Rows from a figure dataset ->

>> BEGIN

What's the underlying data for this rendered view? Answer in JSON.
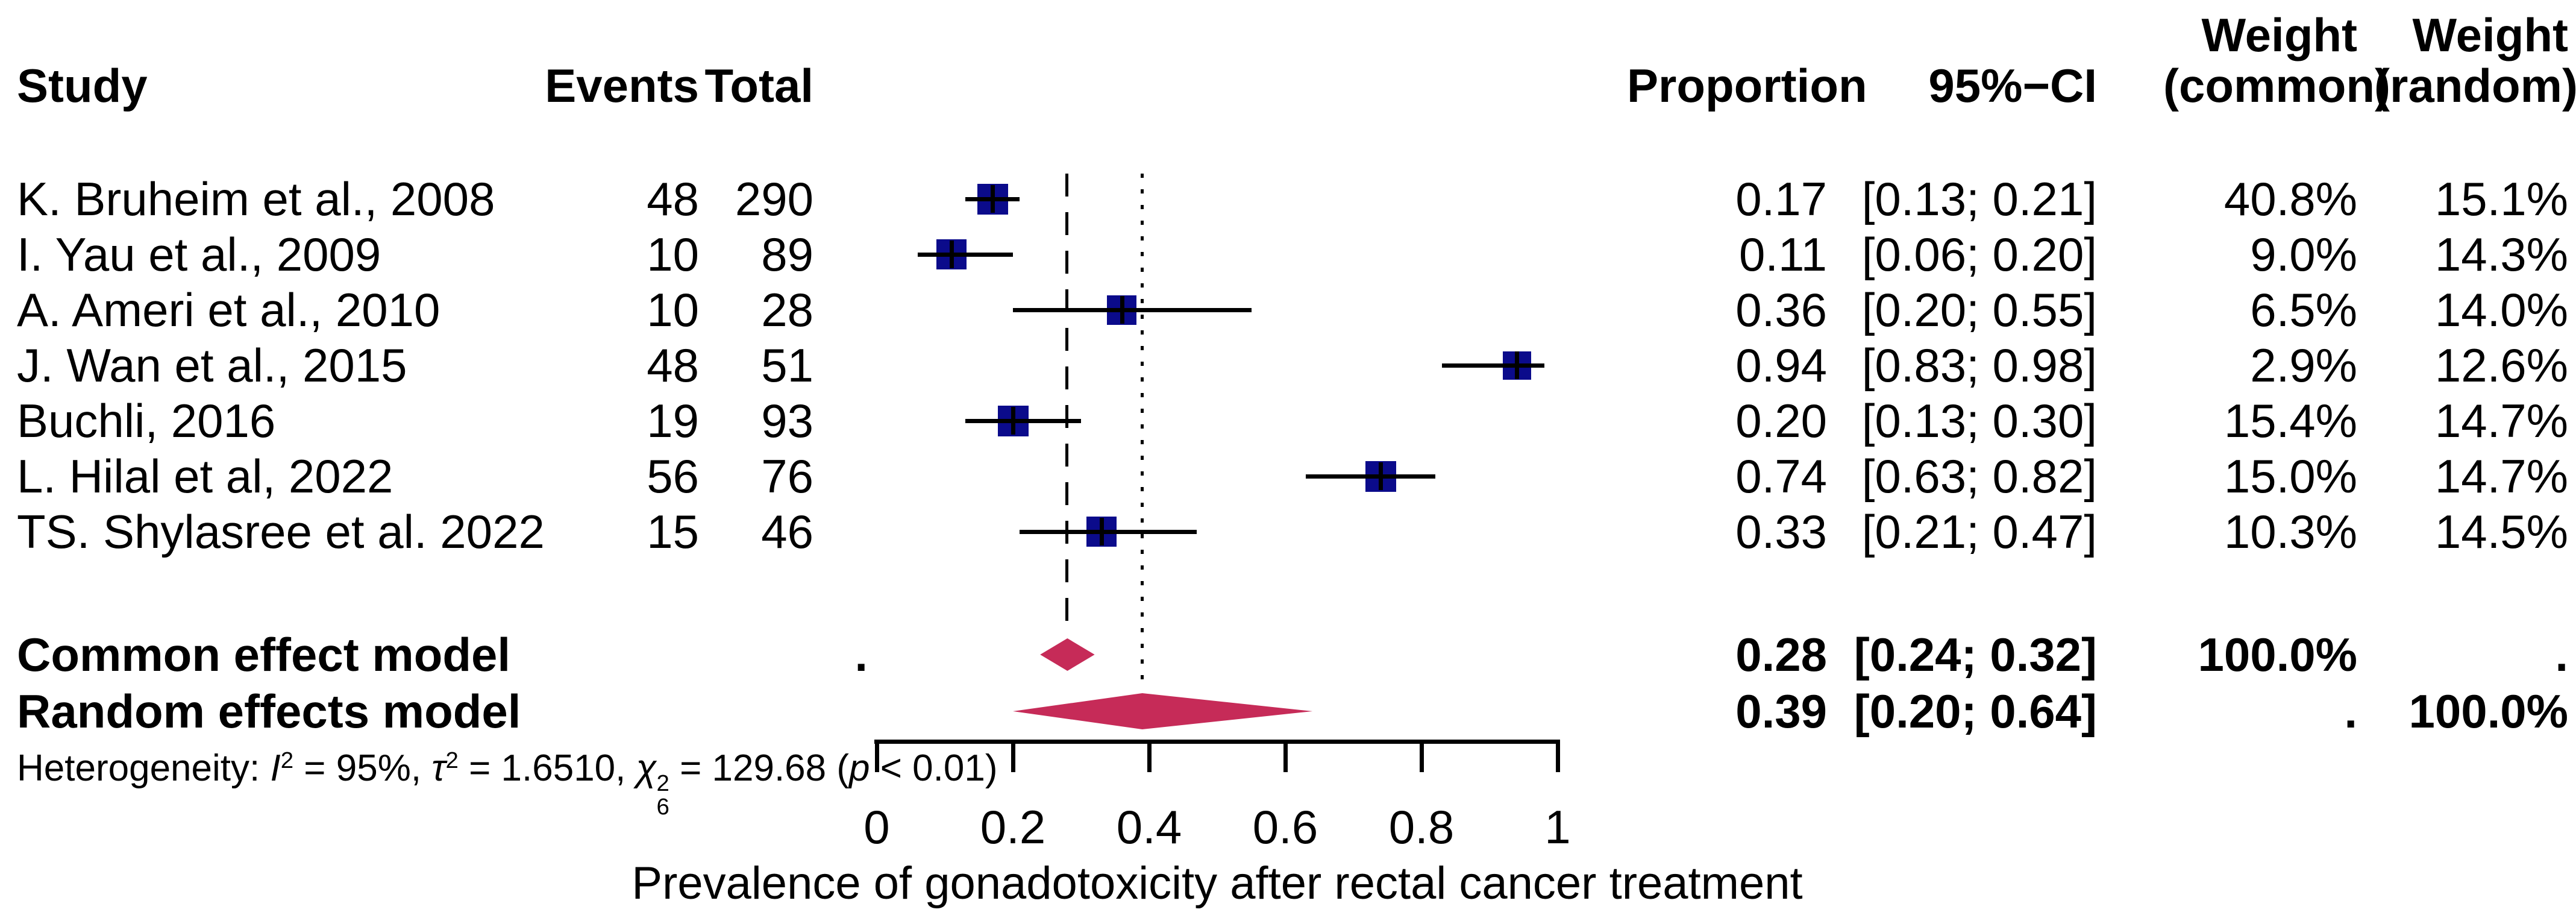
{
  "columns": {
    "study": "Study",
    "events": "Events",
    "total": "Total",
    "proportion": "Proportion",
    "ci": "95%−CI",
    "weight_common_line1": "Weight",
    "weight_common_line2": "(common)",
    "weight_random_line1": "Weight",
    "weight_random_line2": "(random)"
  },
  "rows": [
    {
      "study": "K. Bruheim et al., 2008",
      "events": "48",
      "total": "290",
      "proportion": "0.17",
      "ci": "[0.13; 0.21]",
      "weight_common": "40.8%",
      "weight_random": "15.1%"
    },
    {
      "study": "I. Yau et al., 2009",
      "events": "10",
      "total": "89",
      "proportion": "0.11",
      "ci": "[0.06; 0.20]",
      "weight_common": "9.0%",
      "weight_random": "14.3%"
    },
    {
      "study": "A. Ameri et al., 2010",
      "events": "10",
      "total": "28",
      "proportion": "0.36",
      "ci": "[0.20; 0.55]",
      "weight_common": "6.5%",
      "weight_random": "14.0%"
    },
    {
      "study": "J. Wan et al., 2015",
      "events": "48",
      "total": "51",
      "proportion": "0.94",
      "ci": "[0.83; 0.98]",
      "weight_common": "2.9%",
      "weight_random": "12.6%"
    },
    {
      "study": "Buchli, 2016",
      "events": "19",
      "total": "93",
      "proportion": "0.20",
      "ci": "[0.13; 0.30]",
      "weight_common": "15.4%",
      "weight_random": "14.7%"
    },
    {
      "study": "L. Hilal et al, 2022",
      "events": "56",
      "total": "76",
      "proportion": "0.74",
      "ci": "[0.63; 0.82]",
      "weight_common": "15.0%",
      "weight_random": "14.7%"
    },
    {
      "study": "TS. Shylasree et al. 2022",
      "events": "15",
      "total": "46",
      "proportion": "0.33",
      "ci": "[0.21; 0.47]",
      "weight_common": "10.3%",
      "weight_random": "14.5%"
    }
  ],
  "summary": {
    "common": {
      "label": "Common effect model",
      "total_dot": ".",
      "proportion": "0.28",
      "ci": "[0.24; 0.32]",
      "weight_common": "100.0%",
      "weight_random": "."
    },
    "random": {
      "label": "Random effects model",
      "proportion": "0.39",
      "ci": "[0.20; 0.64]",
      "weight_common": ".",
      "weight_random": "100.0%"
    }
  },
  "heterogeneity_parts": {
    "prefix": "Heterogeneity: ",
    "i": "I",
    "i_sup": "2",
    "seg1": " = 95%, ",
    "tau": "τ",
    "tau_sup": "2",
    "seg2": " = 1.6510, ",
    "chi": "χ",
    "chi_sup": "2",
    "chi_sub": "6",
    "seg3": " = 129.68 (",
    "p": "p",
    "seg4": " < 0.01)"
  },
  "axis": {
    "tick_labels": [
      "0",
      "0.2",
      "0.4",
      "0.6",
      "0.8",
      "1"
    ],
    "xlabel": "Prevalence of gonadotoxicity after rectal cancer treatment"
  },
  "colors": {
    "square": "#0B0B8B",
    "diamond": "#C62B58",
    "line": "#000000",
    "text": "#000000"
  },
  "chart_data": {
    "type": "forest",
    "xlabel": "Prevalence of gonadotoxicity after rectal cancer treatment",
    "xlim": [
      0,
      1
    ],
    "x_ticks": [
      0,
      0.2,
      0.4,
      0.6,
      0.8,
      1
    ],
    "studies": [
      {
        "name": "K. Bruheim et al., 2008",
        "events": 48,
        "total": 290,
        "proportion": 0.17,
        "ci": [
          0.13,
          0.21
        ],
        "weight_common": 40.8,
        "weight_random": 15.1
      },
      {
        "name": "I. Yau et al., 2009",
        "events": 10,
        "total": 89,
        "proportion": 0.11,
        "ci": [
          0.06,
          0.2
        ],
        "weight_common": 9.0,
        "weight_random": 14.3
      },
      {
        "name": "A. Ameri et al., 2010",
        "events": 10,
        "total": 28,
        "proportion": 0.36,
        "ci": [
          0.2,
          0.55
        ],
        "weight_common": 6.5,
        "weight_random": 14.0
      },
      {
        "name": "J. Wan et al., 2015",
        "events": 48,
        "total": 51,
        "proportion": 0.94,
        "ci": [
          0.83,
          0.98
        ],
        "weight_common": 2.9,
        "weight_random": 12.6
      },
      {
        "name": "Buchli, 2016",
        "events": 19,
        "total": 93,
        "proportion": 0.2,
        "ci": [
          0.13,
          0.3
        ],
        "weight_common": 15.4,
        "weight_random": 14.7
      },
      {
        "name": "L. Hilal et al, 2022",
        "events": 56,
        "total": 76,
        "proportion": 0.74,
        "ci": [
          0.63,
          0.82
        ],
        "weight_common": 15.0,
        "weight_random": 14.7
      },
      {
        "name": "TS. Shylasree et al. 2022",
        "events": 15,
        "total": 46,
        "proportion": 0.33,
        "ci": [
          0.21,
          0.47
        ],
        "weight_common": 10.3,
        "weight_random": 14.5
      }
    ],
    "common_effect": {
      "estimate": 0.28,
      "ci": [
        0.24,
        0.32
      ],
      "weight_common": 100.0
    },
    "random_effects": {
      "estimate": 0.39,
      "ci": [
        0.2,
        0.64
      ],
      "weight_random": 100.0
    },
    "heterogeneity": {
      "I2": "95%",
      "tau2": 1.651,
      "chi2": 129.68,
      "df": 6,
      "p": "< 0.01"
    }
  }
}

>> END
>> BEGIN

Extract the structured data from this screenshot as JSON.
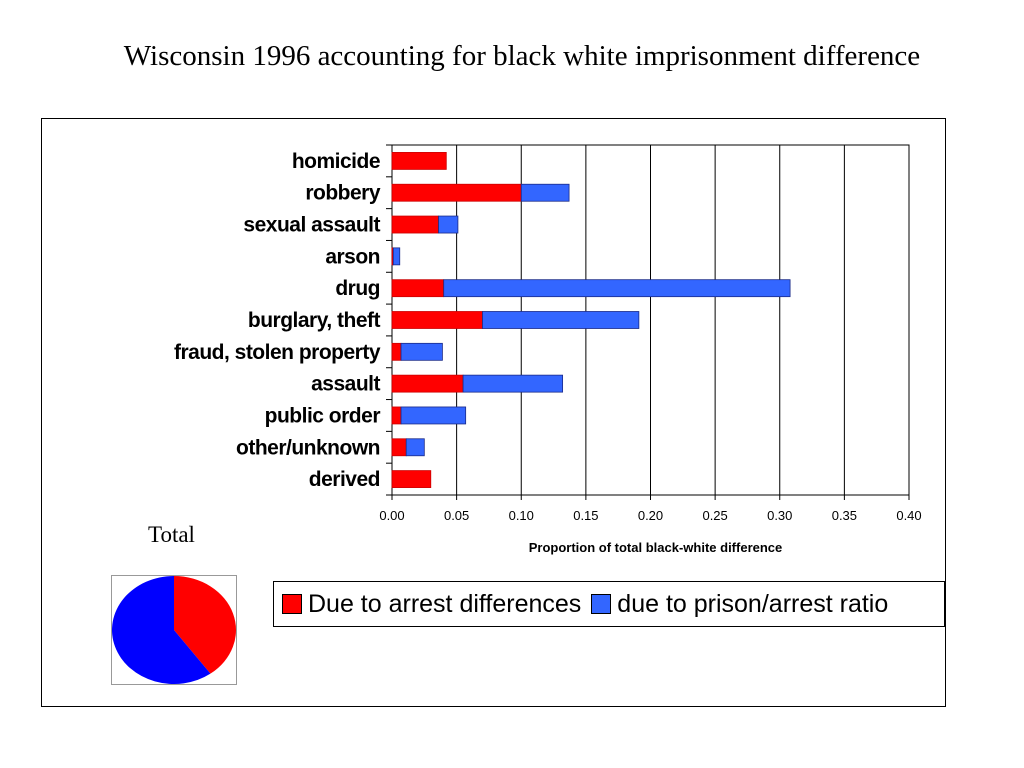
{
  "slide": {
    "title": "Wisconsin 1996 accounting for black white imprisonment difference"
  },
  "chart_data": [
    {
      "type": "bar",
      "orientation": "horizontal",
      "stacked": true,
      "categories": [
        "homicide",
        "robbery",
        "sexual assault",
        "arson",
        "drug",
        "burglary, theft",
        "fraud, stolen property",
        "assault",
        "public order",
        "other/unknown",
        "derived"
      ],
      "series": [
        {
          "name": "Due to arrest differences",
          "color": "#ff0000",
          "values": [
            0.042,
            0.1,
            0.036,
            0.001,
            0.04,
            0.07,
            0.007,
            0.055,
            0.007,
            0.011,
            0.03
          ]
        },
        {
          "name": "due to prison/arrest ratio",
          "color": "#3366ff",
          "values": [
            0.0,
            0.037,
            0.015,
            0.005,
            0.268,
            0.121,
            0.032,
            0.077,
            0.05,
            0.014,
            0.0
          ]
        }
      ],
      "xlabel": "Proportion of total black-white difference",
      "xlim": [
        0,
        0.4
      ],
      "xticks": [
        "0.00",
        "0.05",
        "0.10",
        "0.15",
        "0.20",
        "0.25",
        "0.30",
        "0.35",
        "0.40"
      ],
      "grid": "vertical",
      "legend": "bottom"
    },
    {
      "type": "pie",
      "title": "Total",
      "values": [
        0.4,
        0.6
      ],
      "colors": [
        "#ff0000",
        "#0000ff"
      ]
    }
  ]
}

>> END

REQUIRED WORK ->
Each line in the material either holds the string "arrest" or does not. State how many do, and nothing else.

IN RESPONSE ->
2